| Aim |
Look through the listing and locate every line containing the word "content"; copy those lines.
__________
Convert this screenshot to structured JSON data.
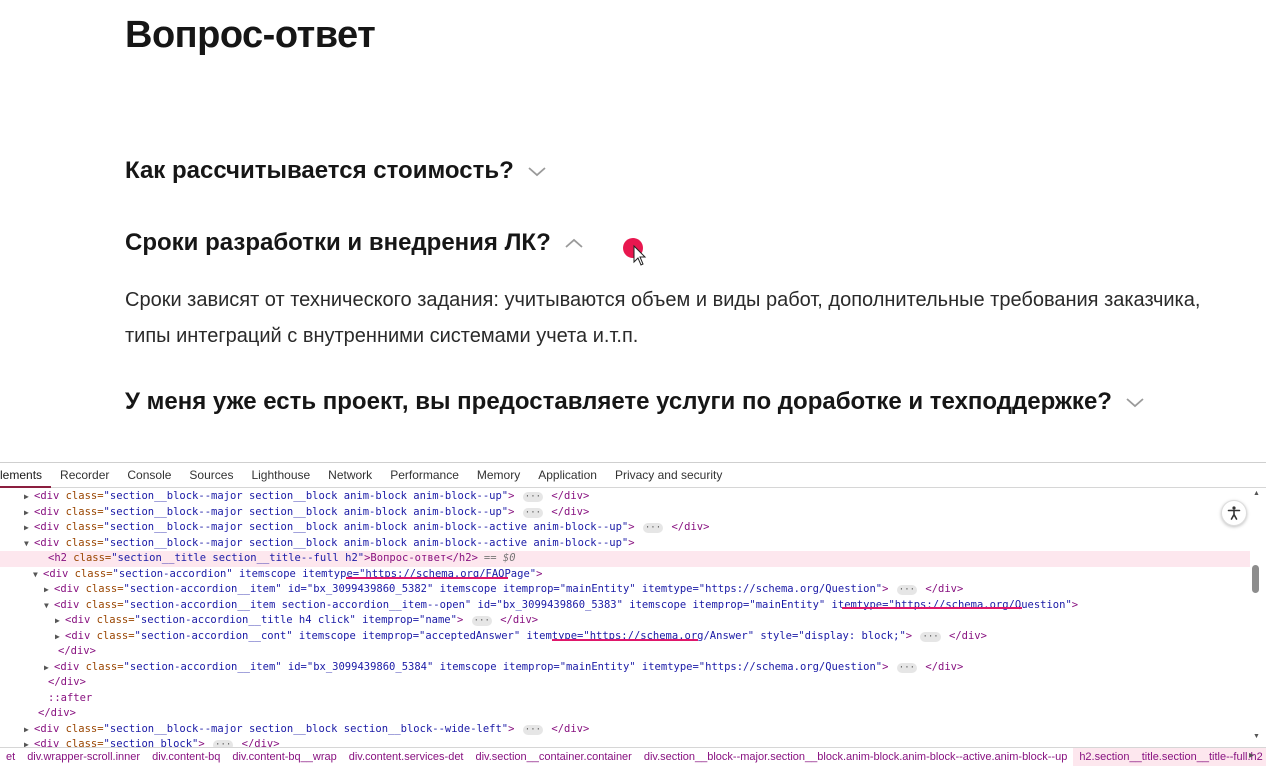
{
  "page": {
    "title": "Вопрос-ответ",
    "faq": [
      {
        "question": "Как рассчитывается стоимость?",
        "state": "collapsed"
      },
      {
        "question": "Сроки разработки и внедрения ЛК?",
        "state": "expanded",
        "answer": "Сроки зависят от технического задания: учитываются объем и виды работ, дополнительные требования заказчика, типы интеграций с внутренними системами учета и.т.п."
      },
      {
        "question": "У меня уже есть проект, вы предоставляете услуги по доработке и техподдержке?",
        "state": "collapsed"
      }
    ]
  },
  "devtools": {
    "tabs": [
      "Elements",
      "Recorder",
      "Console",
      "Sources",
      "Lighthouse",
      "Network",
      "Performance",
      "Memory",
      "Application",
      "Privacy and security"
    ],
    "active_tab": "Elements",
    "selected_suffix": "== $0",
    "lines": [
      {
        "tri": "▶",
        "tag": "<div ",
        "attr": "class=",
        "val": "\"section__block--major section__block anim-block anim-block--up\"",
        "rest": "> ",
        "dots": true,
        "close": " </div>"
      },
      {
        "tri": "▶",
        "tag": "<div ",
        "attr": "class=",
        "val": "\"section__block--major section__block anim-block anim-block--up\"",
        "rest": "> ",
        "dots": true,
        "close": " </div>"
      },
      {
        "tri": "▶",
        "tag": "<div ",
        "attr": "class=",
        "val": "\"section__block--major section__block anim-block anim-block--active anim-block--up\"",
        "rest": "> ",
        "dots": true,
        "close": " </div>"
      },
      {
        "tri": "▼",
        "tag": "<div ",
        "attr": "class=",
        "val": "\"section__block--major section__block anim-block anim-block--active anim-block--up\"",
        "rest": ">",
        "dots": false,
        "close": ""
      },
      {
        "tri": "",
        "tag": "<h2 ",
        "attr": "class=",
        "val": "\"section__title section__title--full h2\"",
        "rest": ">Вопрос-ответ</h2>",
        "dots": false,
        "close": ""
      },
      {
        "tri": "▼",
        "tag": "<div ",
        "attr": "class=",
        "val": "\"section-accordion\" itemscope itemtype=\"https://schema.org/FAQPage\"",
        "rest": ">",
        "dots": false,
        "close": ""
      },
      {
        "tri": "▶",
        "tag": "<div ",
        "attr": "class=",
        "val": "\"section-accordion__item\" id=\"bx_3099439860_5382\" itemscope itemprop=\"mainEntity\" itemtype=\"https://schema.org/Question\"",
        "rest": "> ",
        "dots": true,
        "close": " </div>"
      },
      {
        "tri": "▼",
        "tag": "<div ",
        "attr": "class=",
        "val": "\"section-accordion__item section-accordion__item--open\" id=\"bx_3099439860_5383\" itemscope itemprop=\"mainEntity\" itemtype=\"https://schema.org/Question\"",
        "rest": ">",
        "dots": false,
        "close": ""
      },
      {
        "tri": "▶",
        "tag": "<div ",
        "attr": "class=",
        "val": "\"section-accordion__title h4 click\" itemprop=\"name\"",
        "rest": "> ",
        "dots": true,
        "close": " </div>"
      },
      {
        "tri": "▶",
        "tag": "<div ",
        "attr": "class=",
        "val": "\"section-accordion__cont\" itemscope itemprop=\"acceptedAnswer\" itemtype=\"https://schema.org/Answer\" style=\"display: block;\"",
        "rest": "> ",
        "dots": true,
        "close": " </div>"
      },
      {
        "tri": "",
        "tag": "</div>",
        "attr": "",
        "val": "",
        "rest": "",
        "dots": false,
        "close": ""
      },
      {
        "tri": "▶",
        "tag": "<div ",
        "attr": "class=",
        "val": "\"section-accordion__item\" id=\"bx_3099439860_5384\" itemscope itemprop=\"mainEntity\" itemtype=\"https://schema.org/Question\"",
        "rest": "> ",
        "dots": true,
        "close": " </div>"
      },
      {
        "tri": "",
        "tag": "</div>",
        "attr": "",
        "val": "",
        "rest": "",
        "dots": false,
        "close": ""
      },
      {
        "tri": "",
        "tag": "::after",
        "attr": "",
        "val": "",
        "rest": "",
        "dots": false,
        "close": ""
      },
      {
        "tri": "",
        "tag": "</div>",
        "attr": "",
        "val": "",
        "rest": "",
        "dots": false,
        "close": ""
      },
      {
        "tri": "▶",
        "tag": "<div ",
        "attr": "class=",
        "val": "\"section__block--major  section__block section__block--wide-left\"",
        "rest": "> ",
        "dots": true,
        "close": " </div>"
      },
      {
        "tri": "▶",
        "tag": "<div ",
        "attr": "class=",
        "val": "\"section  block\"",
        "rest": "> ",
        "dots": true,
        "close": " </div>"
      }
    ],
    "breadcrumbs": [
      "et",
      "div.wrapper-scroll.inner",
      "div.content-bq",
      "div.content-bq__wrap",
      "div.content.services-det",
      "div.section__container.container",
      "div.section__block--major.section__block.anim-block.anim-block--active.anim-block--up",
      "h2.section__title.section__title--full.h2"
    ]
  },
  "colors": {
    "accent": "#e0176a",
    "cursor_dot": "#e8174f",
    "selected_row": "#fde7ee"
  }
}
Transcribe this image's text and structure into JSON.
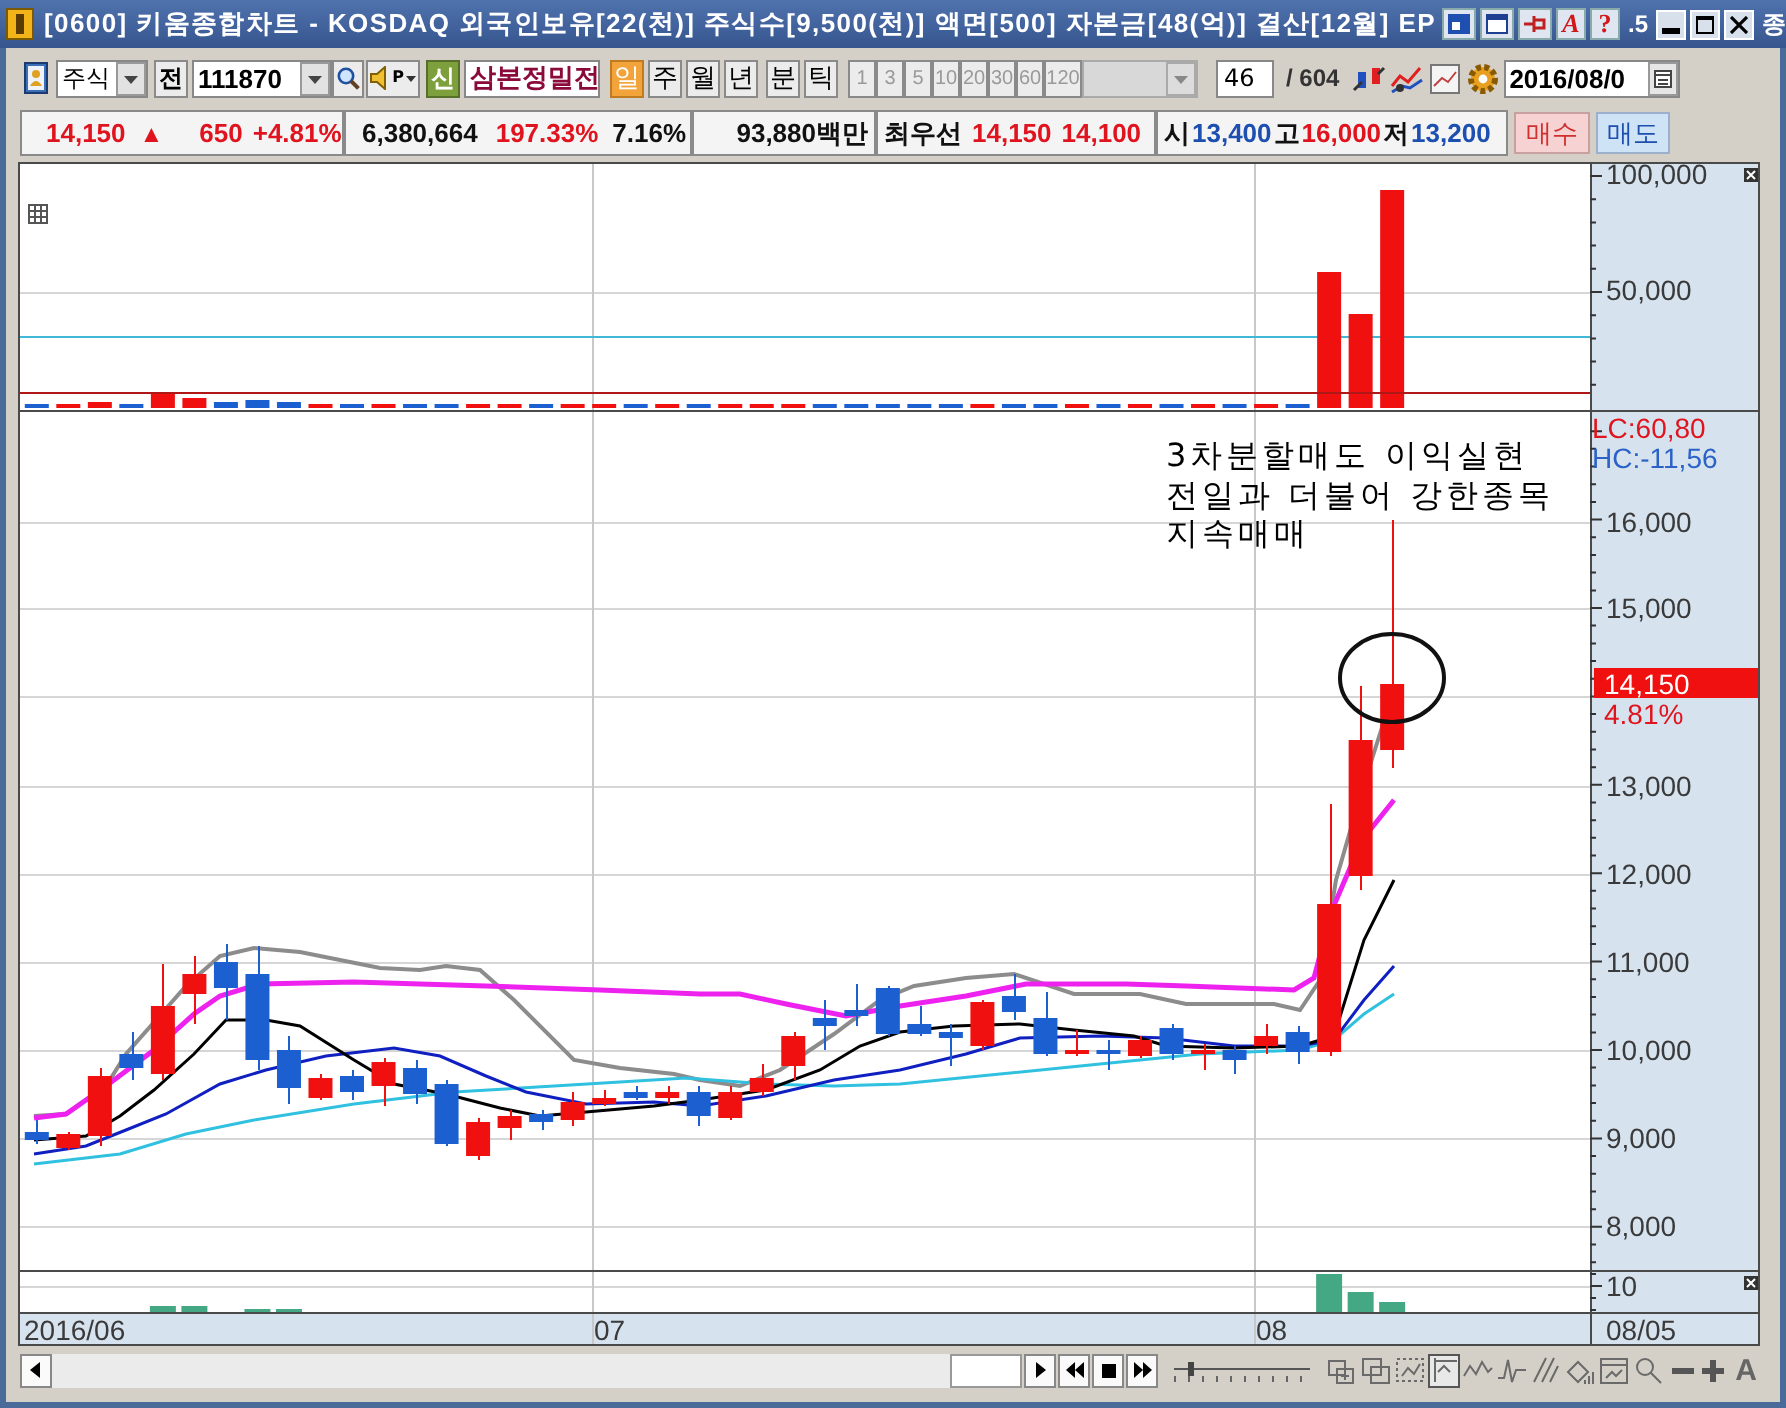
{
  "window": {
    "title": "[0600] 키움종합차트 - KOSDAQ 외국인보유[22(천)] 주식수[9,500(천)] 액면[500] 자본금[48(억)] 결산[12월] EP",
    "help_buttons": [
      "A",
      "?"
    ],
    "title_fragments": [
      ".5",
      "종"
    ]
  },
  "toolbar": {
    "market": "주식",
    "prev_button": "전",
    "code": "111870",
    "speaker_label": "P",
    "new_button": "신",
    "stock_name": "삼본정밀전",
    "periods": [
      {
        "label": "일",
        "selected": true
      },
      {
        "label": "주",
        "selected": false
      },
      {
        "label": "월",
        "selected": false
      },
      {
        "label": "년",
        "selected": false
      },
      {
        "label": "분",
        "selected": false
      },
      {
        "label": "틱",
        "selected": false
      }
    ],
    "minutes": [
      {
        "label": "1",
        "disabled": true
      },
      {
        "label": "3",
        "disabled": true
      },
      {
        "label": "5",
        "disabled": true
      },
      {
        "label": "10",
        "disabled": true
      },
      {
        "label": "20",
        "disabled": true
      },
      {
        "label": "30",
        "disabled": true
      },
      {
        "label": "60",
        "disabled": true
      },
      {
        "label": "120",
        "disabled": true
      }
    ],
    "count": "46",
    "total": "/ 604",
    "date": "2016/08/0"
  },
  "quote": {
    "price": "14,150",
    "direction": "▲",
    "change": "650",
    "change_rate": "+4.81%",
    "volume": "6,380,664",
    "volume_ratio": "197.33%",
    "turnover": "7.16%",
    "amount": "93,880백만",
    "best_label": "최우선",
    "best_ask": "14,150",
    "best_bid": "14,100",
    "open_label": "시",
    "open": "13,400",
    "high_label": "고",
    "high": "16,000",
    "low_label": "저",
    "low": "13,200",
    "buy_button": "매수",
    "sell_button": "매도"
  },
  "chart": {
    "volume_axis": [
      "100,000",
      "50,000"
    ],
    "price_axis": {
      "lc": "LC:60,80",
      "hc": "HC:-11,56",
      "labels": [
        "16,000",
        "15,000",
        "13,000",
        "12,000",
        "11,000",
        "10,000",
        "9,000",
        "8,000"
      ],
      "current_price": "14,150",
      "current_change": "4.81%"
    },
    "indicator_axis": [
      "10"
    ],
    "date_labels": [
      "2016/06",
      "07",
      "08"
    ],
    "last_date": "08/05",
    "annotation": "3차분할매도 이익실현\n전일과 더불어 강한종목\n지속매매"
  },
  "bottom_bar": {
    "zoom_slider": {
      "level": 0.1
    },
    "tools": [
      {
        "selected": false
      },
      {
        "selected": false
      },
      {
        "selected": false
      },
      {
        "selected": true
      },
      {
        "selected": false
      },
      {
        "selected": false
      },
      {
        "selected": false
      },
      {
        "selected": false
      },
      {
        "selected": false
      },
      {
        "selected": false
      }
    ],
    "font_button": "A"
  }
}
__________
| Completed task |
      "div.content-bq",
      "div.content-bq__wrap",
      "div.content.services-det",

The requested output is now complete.